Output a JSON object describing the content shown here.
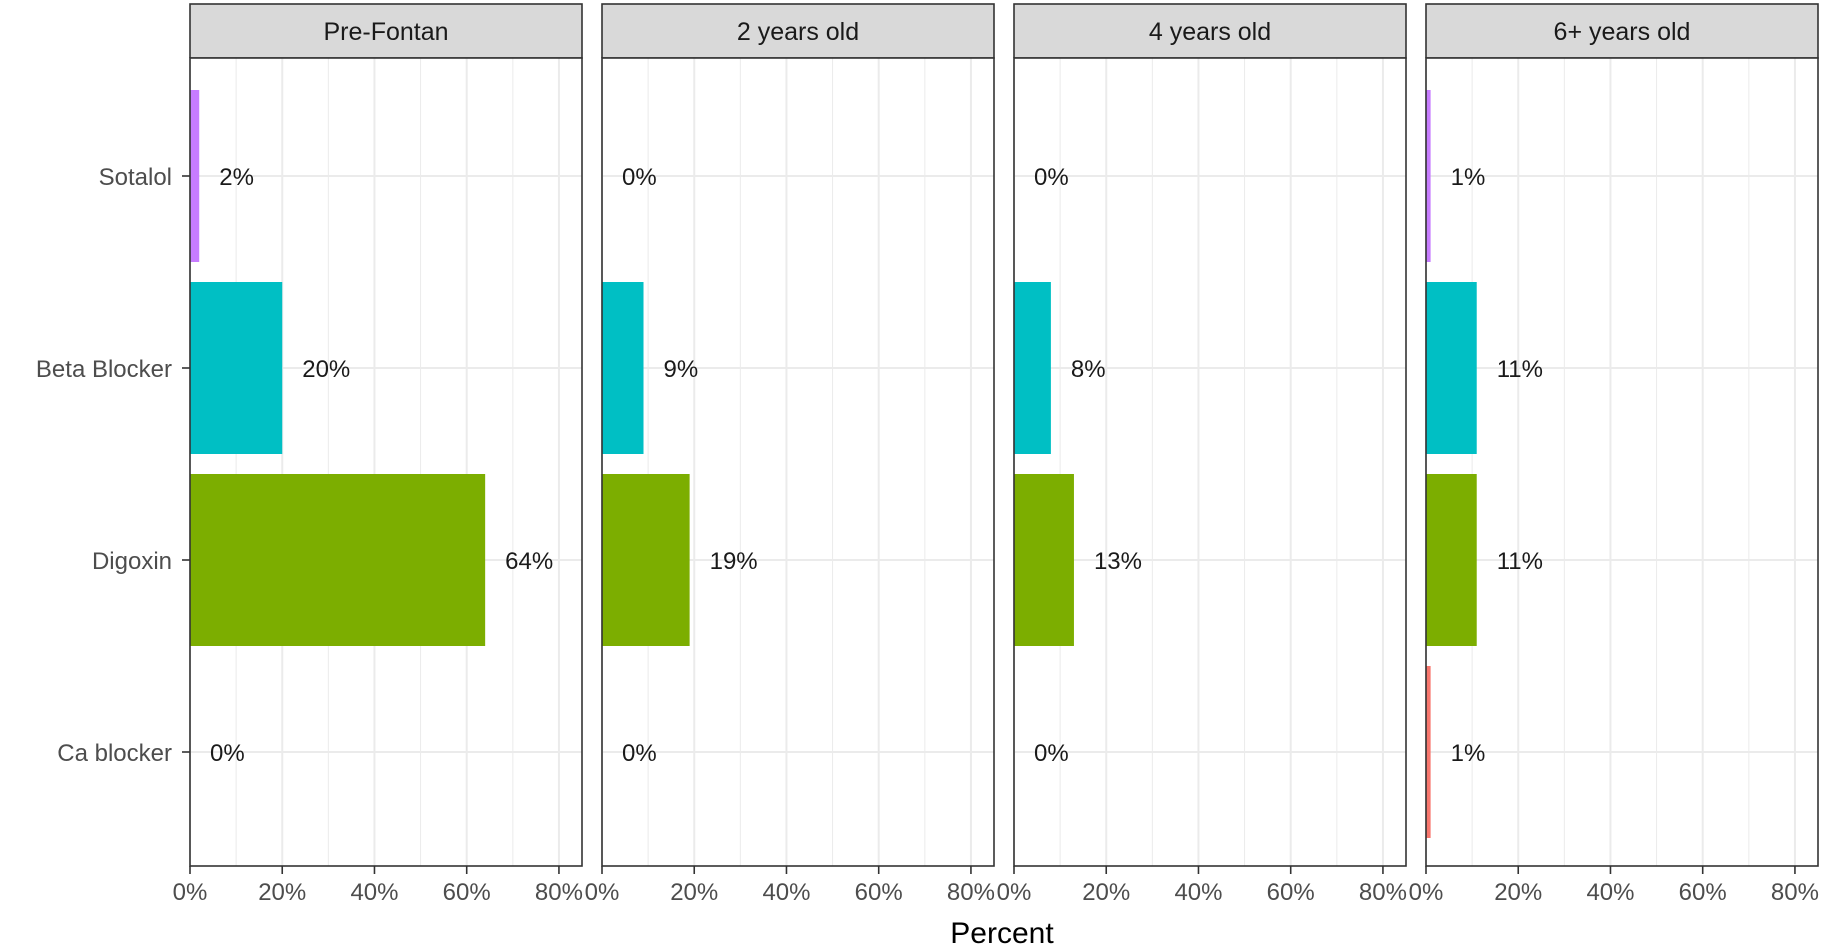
{
  "chart_data": {
    "type": "bar",
    "orientation": "horizontal",
    "facet_by": "panel",
    "panels": [
      "Pre-Fontan",
      "2 years old",
      "4 years old",
      "6+ years old"
    ],
    "categories": [
      "Sotalol",
      "Beta Blocker",
      "Digoxin",
      "Ca blocker"
    ],
    "values": [
      [
        2,
        20,
        64,
        0
      ],
      [
        0,
        9,
        19,
        0
      ],
      [
        0,
        8,
        13,
        0
      ],
      [
        1,
        11,
        11,
        1
      ]
    ],
    "labels": [
      [
        "2%",
        "20%",
        "64%",
        "0%"
      ],
      [
        "0%",
        "9%",
        "19%",
        "0%"
      ],
      [
        "0%",
        "8%",
        "13%",
        "0%"
      ],
      [
        "1%",
        "11%",
        "11%",
        "1%"
      ]
    ],
    "colors": {
      "Sotalol": "#C77CFF",
      "Beta Blocker": "#00BFC4",
      "Digoxin": "#7CAE00",
      "Ca blocker": "#F8766D"
    },
    "xlim": [
      0,
      85
    ],
    "xticks": [
      0,
      20,
      40,
      60,
      80
    ],
    "xtick_labels": [
      "0%",
      "20%",
      "40%",
      "60%",
      "80%"
    ],
    "xlabel": "Percent",
    "ylabel": "",
    "title": "",
    "grid": true,
    "legend": "none"
  }
}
________________________
*Given problem*
Leave the pictures out and write out every entry exactly as given.

*Result below*
Output a JSON object describing the content shown here.
{
  "chart_data": {
    "type": "bar",
    "orientation": "horizontal",
    "facet_by": "panel",
    "panels": [
      "Pre-Fontan",
      "2 years old",
      "4 years old",
      "6+ years old"
    ],
    "categories": [
      "Sotalol",
      "Beta Blocker",
      "Digoxin",
      "Ca blocker"
    ],
    "values": [
      [
        2,
        20,
        64,
        0
      ],
      [
        0,
        9,
        19,
        0
      ],
      [
        0,
        8,
        13,
        0
      ],
      [
        1,
        11,
        11,
        1
      ]
    ],
    "labels": [
      [
        "2%",
        "20%",
        "64%",
        "0%"
      ],
      [
        "0%",
        "9%",
        "19%",
        "0%"
      ],
      [
        "0%",
        "8%",
        "13%",
        "0%"
      ],
      [
        "1%",
        "11%",
        "11%",
        "1%"
      ]
    ],
    "colors": {
      "Sotalol": "#C77CFF",
      "Beta Blocker": "#00BFC4",
      "Digoxin": "#7CAE00",
      "Ca blocker": "#F8766D"
    },
    "xlim": [
      0,
      85
    ],
    "xticks": [
      0,
      20,
      40,
      60,
      80
    ],
    "xtick_labels": [
      "0%",
      "20%",
      "40%",
      "60%",
      "80%"
    ],
    "xlabel": "Percent",
    "ylabel": "",
    "title": "",
    "grid": true,
    "legend": "none"
  }
}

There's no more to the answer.